What is expected
Single out the lines that include the word "aplikacji". Copy them.

Task input
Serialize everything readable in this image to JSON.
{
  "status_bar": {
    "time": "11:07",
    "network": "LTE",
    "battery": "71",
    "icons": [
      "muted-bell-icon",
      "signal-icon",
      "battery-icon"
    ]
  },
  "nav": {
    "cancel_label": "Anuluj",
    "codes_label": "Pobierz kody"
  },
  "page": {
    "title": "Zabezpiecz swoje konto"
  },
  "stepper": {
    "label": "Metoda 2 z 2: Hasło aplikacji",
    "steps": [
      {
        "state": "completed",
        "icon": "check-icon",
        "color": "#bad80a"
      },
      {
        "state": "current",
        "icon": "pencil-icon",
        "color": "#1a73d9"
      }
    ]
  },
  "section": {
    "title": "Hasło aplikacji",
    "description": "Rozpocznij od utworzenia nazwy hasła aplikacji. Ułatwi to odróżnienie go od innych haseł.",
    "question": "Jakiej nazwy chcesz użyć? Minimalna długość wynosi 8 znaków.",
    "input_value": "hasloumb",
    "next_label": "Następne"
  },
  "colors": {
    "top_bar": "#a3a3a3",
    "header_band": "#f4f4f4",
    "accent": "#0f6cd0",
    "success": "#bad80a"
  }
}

Answer to this problem
    "label": "Metoda 2 z 2: Hasło aplikacji",
    "title": "Hasło aplikacji",
    "description": "Rozpocznij od utworzenia nazwy hasła aplikacji. Ułatwi to odróżnienie go od innych haseł.",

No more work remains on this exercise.